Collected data
# # # # # # #

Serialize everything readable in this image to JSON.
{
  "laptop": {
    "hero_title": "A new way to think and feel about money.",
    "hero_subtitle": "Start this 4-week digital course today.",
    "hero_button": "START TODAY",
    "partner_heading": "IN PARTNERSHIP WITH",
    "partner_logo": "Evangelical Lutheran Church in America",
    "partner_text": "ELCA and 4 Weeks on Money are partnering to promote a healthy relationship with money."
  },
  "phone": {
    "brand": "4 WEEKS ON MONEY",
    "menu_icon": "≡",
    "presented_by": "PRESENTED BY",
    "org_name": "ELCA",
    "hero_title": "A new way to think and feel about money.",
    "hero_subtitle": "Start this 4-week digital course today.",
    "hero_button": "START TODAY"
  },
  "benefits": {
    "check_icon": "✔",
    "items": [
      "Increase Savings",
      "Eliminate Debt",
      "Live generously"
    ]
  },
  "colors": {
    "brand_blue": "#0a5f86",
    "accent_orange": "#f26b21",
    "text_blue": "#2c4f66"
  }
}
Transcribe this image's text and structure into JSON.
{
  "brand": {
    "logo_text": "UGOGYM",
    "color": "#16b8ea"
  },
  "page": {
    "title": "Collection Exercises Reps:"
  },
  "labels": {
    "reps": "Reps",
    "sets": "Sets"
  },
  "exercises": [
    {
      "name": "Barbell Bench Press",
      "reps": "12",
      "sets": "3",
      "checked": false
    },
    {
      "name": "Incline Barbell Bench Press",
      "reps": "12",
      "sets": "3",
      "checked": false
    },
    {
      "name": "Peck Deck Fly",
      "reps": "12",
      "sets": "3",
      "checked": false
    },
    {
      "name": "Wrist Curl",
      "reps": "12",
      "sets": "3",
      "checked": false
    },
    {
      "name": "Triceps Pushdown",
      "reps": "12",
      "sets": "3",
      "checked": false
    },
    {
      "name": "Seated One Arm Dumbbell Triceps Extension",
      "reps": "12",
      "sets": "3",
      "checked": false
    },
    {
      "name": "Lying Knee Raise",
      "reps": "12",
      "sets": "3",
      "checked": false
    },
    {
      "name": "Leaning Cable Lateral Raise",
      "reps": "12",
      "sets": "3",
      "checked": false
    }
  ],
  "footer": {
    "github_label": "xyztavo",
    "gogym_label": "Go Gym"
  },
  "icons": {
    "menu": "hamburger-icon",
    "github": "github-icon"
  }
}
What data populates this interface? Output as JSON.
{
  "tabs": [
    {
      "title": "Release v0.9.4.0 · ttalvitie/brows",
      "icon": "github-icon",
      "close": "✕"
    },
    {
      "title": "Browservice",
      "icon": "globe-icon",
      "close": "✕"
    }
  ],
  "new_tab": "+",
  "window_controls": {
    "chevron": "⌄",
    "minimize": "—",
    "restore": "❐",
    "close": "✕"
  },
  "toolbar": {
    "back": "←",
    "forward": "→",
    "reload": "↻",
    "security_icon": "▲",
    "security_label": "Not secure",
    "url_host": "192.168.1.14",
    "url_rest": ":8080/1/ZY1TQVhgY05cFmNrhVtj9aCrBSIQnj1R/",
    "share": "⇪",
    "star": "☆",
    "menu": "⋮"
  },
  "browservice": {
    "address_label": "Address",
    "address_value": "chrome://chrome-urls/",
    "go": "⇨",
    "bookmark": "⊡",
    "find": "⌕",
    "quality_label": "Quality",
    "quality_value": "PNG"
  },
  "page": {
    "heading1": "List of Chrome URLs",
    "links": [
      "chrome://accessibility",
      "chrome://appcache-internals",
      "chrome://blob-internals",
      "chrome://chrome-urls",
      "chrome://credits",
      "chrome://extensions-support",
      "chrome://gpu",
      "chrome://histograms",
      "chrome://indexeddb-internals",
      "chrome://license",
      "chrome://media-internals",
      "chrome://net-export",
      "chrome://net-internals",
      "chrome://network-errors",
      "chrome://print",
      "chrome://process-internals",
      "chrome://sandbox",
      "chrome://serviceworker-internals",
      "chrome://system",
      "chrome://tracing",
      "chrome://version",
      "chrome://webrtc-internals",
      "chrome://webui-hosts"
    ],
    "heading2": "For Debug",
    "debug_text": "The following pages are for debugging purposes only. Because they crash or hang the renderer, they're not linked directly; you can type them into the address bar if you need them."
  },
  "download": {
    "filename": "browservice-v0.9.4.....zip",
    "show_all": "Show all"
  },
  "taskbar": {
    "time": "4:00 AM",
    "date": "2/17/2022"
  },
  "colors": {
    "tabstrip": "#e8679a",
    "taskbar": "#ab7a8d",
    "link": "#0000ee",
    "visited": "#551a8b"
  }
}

# # # # # # #

**Exercise task**
Pull every line containing "Triceps" from the material above.

**Exercise solution**
      "name": "Triceps Pushdown",
      "name": "Seated One Arm Dumbbell Triceps Extension",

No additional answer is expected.